WHAT THE TASK ASKS: Write each line out exactly, leaving none out.

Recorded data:

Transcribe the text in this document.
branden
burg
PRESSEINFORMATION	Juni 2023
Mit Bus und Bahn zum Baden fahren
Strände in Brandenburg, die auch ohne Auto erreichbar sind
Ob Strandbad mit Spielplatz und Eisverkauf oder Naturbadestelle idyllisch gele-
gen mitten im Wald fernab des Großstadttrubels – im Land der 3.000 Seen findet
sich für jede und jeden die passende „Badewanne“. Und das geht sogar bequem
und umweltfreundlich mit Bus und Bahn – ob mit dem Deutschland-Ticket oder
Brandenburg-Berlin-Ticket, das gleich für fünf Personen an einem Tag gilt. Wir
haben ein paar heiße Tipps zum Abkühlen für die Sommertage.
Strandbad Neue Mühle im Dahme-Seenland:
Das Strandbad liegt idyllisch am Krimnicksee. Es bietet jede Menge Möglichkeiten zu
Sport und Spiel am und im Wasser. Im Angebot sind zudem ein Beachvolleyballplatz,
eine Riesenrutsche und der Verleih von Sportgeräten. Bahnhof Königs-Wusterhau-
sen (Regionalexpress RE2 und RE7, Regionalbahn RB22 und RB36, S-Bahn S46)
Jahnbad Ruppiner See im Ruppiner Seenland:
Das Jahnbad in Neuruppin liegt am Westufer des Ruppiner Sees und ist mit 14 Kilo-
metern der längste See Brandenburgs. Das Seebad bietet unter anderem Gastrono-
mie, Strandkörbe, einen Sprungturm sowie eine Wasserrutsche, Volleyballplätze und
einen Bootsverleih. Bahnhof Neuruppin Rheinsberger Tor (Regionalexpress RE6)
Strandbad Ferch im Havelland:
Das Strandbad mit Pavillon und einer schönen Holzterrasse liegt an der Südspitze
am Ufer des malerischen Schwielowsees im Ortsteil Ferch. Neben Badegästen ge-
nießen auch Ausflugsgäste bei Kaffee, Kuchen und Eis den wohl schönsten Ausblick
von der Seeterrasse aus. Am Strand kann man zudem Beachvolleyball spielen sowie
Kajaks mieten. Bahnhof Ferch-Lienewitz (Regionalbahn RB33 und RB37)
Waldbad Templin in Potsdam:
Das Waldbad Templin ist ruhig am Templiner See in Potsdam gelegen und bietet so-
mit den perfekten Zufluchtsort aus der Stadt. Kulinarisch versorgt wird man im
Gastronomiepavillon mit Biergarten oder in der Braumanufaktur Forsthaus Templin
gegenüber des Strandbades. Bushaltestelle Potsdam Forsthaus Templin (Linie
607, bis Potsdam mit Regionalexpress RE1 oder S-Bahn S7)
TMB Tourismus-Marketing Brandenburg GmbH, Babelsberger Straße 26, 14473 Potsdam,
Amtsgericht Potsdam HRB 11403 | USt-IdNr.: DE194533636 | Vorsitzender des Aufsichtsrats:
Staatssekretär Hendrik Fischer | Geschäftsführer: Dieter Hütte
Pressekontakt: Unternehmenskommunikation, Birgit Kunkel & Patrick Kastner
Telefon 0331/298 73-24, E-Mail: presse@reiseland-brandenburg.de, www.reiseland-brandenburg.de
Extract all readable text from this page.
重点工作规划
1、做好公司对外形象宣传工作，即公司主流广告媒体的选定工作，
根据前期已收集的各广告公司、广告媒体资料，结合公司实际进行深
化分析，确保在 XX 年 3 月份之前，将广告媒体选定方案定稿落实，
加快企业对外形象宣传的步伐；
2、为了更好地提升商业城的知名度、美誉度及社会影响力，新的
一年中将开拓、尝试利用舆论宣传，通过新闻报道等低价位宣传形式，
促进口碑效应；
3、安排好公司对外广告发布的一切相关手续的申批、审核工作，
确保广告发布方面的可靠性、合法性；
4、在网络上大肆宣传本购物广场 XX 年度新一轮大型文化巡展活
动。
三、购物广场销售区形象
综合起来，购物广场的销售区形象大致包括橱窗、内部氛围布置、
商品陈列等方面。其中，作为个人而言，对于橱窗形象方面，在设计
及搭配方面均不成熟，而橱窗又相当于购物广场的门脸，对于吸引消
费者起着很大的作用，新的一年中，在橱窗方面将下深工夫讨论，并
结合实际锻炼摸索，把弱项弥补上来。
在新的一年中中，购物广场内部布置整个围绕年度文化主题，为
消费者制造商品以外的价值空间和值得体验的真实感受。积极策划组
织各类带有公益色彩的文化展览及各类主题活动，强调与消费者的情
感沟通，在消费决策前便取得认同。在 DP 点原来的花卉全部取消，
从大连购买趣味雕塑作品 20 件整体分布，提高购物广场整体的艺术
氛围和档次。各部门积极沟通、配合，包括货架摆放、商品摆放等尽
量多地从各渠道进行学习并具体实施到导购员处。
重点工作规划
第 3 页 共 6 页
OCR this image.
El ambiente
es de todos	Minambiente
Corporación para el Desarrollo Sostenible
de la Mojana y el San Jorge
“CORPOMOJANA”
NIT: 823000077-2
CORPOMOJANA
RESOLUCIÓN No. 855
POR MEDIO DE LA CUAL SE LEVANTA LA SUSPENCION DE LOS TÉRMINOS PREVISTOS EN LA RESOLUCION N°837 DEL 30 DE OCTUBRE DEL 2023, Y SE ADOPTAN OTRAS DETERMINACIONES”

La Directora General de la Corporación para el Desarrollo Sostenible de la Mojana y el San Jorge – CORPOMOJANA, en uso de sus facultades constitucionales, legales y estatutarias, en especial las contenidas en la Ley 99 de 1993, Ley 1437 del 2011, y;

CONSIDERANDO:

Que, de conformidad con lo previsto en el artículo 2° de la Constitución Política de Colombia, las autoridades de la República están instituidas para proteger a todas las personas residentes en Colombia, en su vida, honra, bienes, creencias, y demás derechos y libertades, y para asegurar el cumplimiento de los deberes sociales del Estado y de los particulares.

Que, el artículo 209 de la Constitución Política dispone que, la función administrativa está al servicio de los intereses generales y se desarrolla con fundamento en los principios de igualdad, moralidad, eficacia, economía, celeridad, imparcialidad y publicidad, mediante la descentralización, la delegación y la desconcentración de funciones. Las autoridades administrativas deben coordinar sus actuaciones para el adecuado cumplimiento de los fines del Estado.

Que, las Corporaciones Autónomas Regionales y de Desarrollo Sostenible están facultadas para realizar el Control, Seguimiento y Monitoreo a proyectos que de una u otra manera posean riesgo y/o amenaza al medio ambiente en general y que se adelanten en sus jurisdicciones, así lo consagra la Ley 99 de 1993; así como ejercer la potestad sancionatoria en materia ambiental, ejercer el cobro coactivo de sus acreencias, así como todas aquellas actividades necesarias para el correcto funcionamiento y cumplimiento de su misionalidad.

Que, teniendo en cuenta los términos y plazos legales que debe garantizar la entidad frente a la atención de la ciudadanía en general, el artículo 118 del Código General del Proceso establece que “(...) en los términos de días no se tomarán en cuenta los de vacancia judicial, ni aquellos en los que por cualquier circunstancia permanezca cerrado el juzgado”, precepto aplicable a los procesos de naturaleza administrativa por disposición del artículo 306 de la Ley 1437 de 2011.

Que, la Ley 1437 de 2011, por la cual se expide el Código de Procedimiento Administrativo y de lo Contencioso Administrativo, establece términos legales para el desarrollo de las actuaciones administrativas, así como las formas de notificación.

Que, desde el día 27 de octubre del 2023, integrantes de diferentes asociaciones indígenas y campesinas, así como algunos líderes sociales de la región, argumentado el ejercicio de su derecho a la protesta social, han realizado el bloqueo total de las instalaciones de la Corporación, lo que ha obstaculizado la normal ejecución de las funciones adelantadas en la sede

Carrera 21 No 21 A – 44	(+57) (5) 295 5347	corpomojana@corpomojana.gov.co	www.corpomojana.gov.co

ANSWER TO THE EXERCISE:
Transcribe the text in this document.
branden
burg
PRESSEINFORMATION	Juni 2023
Mit Bus und Bahn zum Baden fahren
Strände in Brandenburg, die auch ohne Auto erreichbar sind
Ob Strandbad mit Spielplatz und Eisverkauf oder Naturbadestelle idyllisch gele-
gen mitten im Wald fernab des Großstadttrubels – im Land der 3.000 Seen findet
sich für jede und jeden die passende „Badewanne“. Und das geht sogar bequem
und umweltfreundlich mit Bus und Bahn – ob mit dem Deutschland-Ticket oder
Brandenburg-Berlin-Ticket, das gleich für fünf Personen an einem Tag gilt. Wir
haben ein paar heiße Tipps zum Abkühlen für die Sommertage.
Strandbad Neue Mühle im Dahme-Seenland:
Das Strandbad liegt idyllisch am Krimnicksee. Es bietet jede Menge Möglichkeiten zu
Sport und Spiel am und im Wasser. Im Angebot sind zudem ein Beachvolleyballplatz,
eine Riesenrutsche und der Verleih von Sportgeräten. Bahnhof Königs-Wusterhau-
sen (Regionalexpress RE2 und RE7, Regionalbahn RB22 und RB36, S-Bahn S46)
Jahnbad Ruppiner See im Ruppiner Seenland:
Das Jahnbad in Neuruppin liegt am Westufer des Ruppiner Sees und ist mit 14 Kilo-
metern der längste See Brandenburgs. Das Seebad bietet unter anderem Gastrono-
mie, Strandkörbe, einen Sprungturm sowie eine Wasserrutsche, Volleyballplätze und
einen Bootsverleih. Bahnhof Neuruppin Rheinsberger Tor (Regionalexpress RE6)
Strandbad Ferch im Havelland:
Das Strandbad mit Pavillon und einer schönen Holzterrasse liegt an der Südspitze
am Ufer des malerischen Schwielowsees im Ortsteil Ferch. Neben Badegästen ge-
nießen auch Ausflugsgäste bei Kaffee, Kuchen und Eis den wohl schönsten Ausblick
von der Seeterrasse aus. Am Strand kann man zudem Beachvolleyball spielen sowie
Kajaks mieten. Bahnhof Ferch-Lienewitz (Regionalbahn RB33 und RB37)
Waldbad Templin in Potsdam:
Das Waldbad Templin ist ruhig am Templiner See in Potsdam gelegen und bietet so-
mit den perfekten Zufluchtsort aus der Stadt. Kulinarisch versorgt wird man im
Gastronomiepavillon mit Biergarten oder in der Braumanufaktur Forsthaus Templin
gegenüber des Strandbades. Bushaltestelle Potsdam Forsthaus Templin (Linie
607, bis Potsdam mit Regionalexpress RE1 oder S-Bahn S7)
TMB Tourismus-Marketing Brandenburg GmbH, Babelsberger Straße 26, 14473 Potsdam,
Amtsgericht Potsdam HRB 11403 | USt-IdNr.: DE194533636 | Vorsitzender des Aufsichtsrats:
Staatssekretär Hendrik Fischer | Geschäftsführer: Dieter Hütte
Pressekontakt: Unternehmenskommunikation, Birgit Kunkel & Patrick Kastner
Telefon 0331/298 73-24, E-Mail: presse@reiseland-brandenburg.de, www.reiseland-brandenburg.de
Extract all readable text from this page.
重点工作规划
1、做好公司对外形象宣传工作，即公司主流广告媒体的选定工作，
根据前期已收集的各广告公司、广告媒体资料，结合公司实际进行深
化分析，确保在 XX 年 3 月份之前，将广告媒体选定方案定稿落实，
加快企业对外形象宣传的步伐；
2、为了更好地提升商业城的知名度、美誉度及社会影响力，新的
一年中将开拓、尝试利用舆论宣传，通过新闻报道等低价位宣传形式，
促进口碑效应；
3、安排好公司对外广告发布的一切相关手续的申批、审核工作，
确保广告发布方面的可靠性、合法性；
4、在网络上大肆宣传本购物广场 XX 年度新一轮大型文化巡展活
动。
三、购物广场销售区形象
综合起来，购物广场的销售区形象大致包括橱窗、内部氛围布置、
商品陈列等方面。其中，作为个人而言，对于橱窗形象方面，在设计
及搭配方面均不成熟，而橱窗又相当于购物广场的门脸，对于吸引消
费者起着很大的作用，新的一年中，在橱窗方面将下深工夫讨论，并
结合实际锻炼摸索，把弱项弥补上来。
在新的一年中中，购物广场内部布置整个围绕年度文化主题，为
消费者制造商品以外的价值空间和值得体验的真实感受。积极策划组
织各类带有公益色彩的文化展览及各类主题活动，强调与消费者的情
感沟通，在消费决策前便取得认同。在 DP 点原来的花卉全部取消，
从大连购买趣味雕塑作品 20 件整体分布，提高购物广场整体的艺术
氛围和档次。各部门积极沟通、配合，包括货架摆放、商品摆放等尽
量多地从各渠道进行学习并具体实施到导购员处。
重点工作规划
第 3 页 共 6 页
OCR this image.
El ambiente
es de todos	Minambiente
Corporación para el Desarrollo Sostenible
de la Mojana y el San Jorge
“CORPOMOJANA”
NIT: 823000077-2
CORPOMOJANA
RESOLUCIÓN No. 855
POR MEDIO DE LA CUAL SE LEVANTA LA SUSPENCION DE LOS TÉRMINOS PREVISTOS EN LA RESOLUCION N°837 DEL 30 DE OCTUBRE DEL 2023, Y SE ADOPTAN OTRAS DETERMINACIONES”

La Directora General de la Corporación para el Desarrollo Sostenible de la Mojana y el San Jorge – CORPOMOJANA, en uso de sus facultades constitucionales, legales y estatutarias, en especial las contenidas en la Ley 99 de 1993, Ley 1437 del 2011, y;

CONSIDERANDO:

Que, de conformidad con lo previsto en el artículo 2° de la Constitución Política de Colombia, las autoridades de la República están instituidas para proteger a todas las personas residentes en Colombia, en su vida, honra, bienes, creencias, y demás derechos y libertades, y para asegurar el cumplimiento de los deberes sociales del Estado y de los particulares.

Que, el artículo 209 de la Constitución Política dispone que, la función administrativa está al servicio de los intereses generales y se desarrolla con fundamento en los principios de igualdad, moralidad, eficacia, economía, celeridad, imparcialidad y publicidad, mediante la descentralización, la delegación y la desconcentración de funciones. Las autoridades administrativas deben coordinar sus actuaciones para el adecuado cumplimiento de los fines del Estado.

Que, las Corporaciones Autónomas Regionales y de Desarrollo Sostenible están facultadas para realizar el Control, Seguimiento y Monitoreo a proyectos que de una u otra manera posean riesgo y/o amenaza al medio ambiente en general y que se adelanten en sus jurisdicciones, así lo consagra la Ley 99 de 1993; así como ejercer la potestad sancionatoria en materia ambiental, ejercer el cobro coactivo de sus acreencias, así como todas aquellas actividades necesarias para el correcto funcionamiento y cumplimiento de su misionalidad.

Que, teniendo en cuenta los términos y plazos legales que debe garantizar la entidad frente a la atención de la ciudadanía en general, el artículo 118 del Código General del Proceso establece que “(...) en los términos de días no se tomarán en cuenta los de vacancia judicial, ni aquellos en los que por cualquier circunstancia permanezca cerrado el juzgado”, precepto aplicable a los procesos de naturaleza administrativa por disposición del artículo 306 de la Ley 1437 de 2011.

Que, la Ley 1437 de 2011, por la cual se expide el Código de Procedimiento Administrativo y de lo Contencioso Administrativo, establece términos legales para el desarrollo de las actuaciones administrativas, así como las formas de notificación.

Que, desde el día 27 de octubre del 2023, integrantes de diferentes asociaciones indígenas y campesinas, así como algunos líderes sociales de la región, argumentado el ejercicio de su derecho a la protesta social, han realizado el bloqueo total de las instalaciones de la Corporación, lo que ha obstaculizado la normal ejecución de las funciones adelantadas en la sede

Carrera 21 No 21 A – 44	(+57) (5) 295 5347	corpomojana@corpomojana.gov.co	www.corpomojana.gov.co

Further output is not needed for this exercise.